Extracted entries -
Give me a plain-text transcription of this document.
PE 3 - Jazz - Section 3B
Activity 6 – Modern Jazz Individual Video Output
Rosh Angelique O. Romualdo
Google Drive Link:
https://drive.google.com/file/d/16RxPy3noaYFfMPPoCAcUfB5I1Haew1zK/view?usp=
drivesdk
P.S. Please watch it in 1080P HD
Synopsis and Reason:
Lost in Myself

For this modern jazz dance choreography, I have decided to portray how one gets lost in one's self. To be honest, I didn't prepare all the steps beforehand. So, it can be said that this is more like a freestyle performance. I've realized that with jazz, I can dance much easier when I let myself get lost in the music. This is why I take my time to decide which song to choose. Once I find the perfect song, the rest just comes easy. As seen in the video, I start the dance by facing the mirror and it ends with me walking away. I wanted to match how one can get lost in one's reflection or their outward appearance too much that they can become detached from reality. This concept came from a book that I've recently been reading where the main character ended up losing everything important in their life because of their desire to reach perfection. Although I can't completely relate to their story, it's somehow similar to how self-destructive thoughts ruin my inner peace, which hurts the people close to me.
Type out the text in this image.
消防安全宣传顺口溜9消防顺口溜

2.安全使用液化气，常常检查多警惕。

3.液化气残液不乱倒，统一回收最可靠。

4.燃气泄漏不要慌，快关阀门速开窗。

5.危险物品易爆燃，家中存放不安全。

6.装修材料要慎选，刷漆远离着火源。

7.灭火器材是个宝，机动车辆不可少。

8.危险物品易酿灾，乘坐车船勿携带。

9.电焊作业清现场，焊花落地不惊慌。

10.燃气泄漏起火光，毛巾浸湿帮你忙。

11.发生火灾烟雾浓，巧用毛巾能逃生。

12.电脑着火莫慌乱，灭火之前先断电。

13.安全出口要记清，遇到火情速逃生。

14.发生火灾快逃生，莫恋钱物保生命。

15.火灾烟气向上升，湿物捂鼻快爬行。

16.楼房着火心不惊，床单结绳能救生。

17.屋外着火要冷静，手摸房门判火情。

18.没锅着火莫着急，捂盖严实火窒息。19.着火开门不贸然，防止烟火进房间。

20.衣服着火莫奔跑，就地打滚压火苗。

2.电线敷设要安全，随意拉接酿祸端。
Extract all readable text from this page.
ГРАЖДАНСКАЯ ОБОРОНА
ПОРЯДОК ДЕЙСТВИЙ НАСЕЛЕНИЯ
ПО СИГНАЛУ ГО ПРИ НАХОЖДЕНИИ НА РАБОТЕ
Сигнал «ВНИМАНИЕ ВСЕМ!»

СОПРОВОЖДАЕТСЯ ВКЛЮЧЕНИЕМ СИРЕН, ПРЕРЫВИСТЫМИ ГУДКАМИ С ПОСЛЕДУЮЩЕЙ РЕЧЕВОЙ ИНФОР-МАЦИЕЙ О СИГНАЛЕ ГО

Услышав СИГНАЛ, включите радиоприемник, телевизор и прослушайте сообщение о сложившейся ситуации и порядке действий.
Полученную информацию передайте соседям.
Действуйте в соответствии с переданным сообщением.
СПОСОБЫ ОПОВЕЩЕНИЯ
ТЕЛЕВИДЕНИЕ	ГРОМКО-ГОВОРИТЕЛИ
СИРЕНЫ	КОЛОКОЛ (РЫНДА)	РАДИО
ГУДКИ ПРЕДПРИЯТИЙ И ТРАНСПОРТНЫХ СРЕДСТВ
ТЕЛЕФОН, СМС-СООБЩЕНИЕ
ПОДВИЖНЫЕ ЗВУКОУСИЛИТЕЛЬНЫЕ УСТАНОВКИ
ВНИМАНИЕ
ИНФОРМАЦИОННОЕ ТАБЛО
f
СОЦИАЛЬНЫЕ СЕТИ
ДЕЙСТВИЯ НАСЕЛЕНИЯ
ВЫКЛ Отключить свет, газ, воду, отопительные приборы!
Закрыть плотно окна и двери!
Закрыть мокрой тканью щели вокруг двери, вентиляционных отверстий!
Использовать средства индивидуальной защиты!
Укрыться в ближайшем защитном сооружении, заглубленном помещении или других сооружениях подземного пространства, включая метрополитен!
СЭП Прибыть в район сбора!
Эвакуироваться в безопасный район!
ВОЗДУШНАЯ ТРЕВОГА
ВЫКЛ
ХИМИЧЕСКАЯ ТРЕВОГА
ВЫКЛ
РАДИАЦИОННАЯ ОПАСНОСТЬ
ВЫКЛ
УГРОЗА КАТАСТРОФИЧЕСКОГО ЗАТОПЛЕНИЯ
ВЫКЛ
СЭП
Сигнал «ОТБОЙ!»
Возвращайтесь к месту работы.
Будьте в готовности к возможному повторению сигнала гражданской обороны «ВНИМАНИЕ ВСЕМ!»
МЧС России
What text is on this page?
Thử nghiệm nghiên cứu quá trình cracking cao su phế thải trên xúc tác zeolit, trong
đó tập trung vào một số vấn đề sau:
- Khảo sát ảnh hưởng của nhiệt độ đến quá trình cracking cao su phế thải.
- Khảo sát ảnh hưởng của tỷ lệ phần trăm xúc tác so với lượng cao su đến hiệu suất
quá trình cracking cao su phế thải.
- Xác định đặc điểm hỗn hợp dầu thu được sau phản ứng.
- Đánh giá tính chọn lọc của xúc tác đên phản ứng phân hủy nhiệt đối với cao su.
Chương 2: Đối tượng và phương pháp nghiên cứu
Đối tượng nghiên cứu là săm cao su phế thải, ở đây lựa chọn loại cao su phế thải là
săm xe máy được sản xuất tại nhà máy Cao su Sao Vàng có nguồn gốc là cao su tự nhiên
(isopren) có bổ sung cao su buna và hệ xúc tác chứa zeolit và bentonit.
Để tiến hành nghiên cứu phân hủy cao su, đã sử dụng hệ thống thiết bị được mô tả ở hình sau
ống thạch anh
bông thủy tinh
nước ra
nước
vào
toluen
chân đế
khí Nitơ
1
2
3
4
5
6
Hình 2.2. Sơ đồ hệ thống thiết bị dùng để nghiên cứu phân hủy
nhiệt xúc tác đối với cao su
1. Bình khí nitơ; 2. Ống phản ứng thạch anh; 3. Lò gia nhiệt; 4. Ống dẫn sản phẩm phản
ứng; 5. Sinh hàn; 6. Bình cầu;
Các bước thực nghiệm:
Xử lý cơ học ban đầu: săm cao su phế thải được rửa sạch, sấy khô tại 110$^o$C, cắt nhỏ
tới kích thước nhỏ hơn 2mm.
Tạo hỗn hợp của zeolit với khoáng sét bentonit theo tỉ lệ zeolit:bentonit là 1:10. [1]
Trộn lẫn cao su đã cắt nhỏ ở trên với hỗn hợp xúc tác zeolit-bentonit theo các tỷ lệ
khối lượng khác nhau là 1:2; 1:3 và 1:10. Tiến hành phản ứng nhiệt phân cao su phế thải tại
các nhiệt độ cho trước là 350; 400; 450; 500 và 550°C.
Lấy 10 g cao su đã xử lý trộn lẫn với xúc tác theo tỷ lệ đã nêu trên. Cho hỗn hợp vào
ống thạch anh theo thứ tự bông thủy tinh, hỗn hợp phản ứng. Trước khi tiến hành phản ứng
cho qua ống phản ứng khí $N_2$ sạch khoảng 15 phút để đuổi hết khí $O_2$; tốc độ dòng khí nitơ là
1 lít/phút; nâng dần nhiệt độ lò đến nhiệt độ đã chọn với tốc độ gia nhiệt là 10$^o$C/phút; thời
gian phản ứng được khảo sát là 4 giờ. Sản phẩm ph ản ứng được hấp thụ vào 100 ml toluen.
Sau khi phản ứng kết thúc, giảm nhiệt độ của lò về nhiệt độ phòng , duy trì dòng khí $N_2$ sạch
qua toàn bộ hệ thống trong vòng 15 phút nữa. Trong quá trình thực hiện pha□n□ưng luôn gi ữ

Stated problem - Using the records above, gather all lines where the string "ТРЕВОГА" is present.

The solution -
ВОЗДУШНАЯ ТРЕВОГА
ХИМИЧЕСКАЯ ТРЕВОГА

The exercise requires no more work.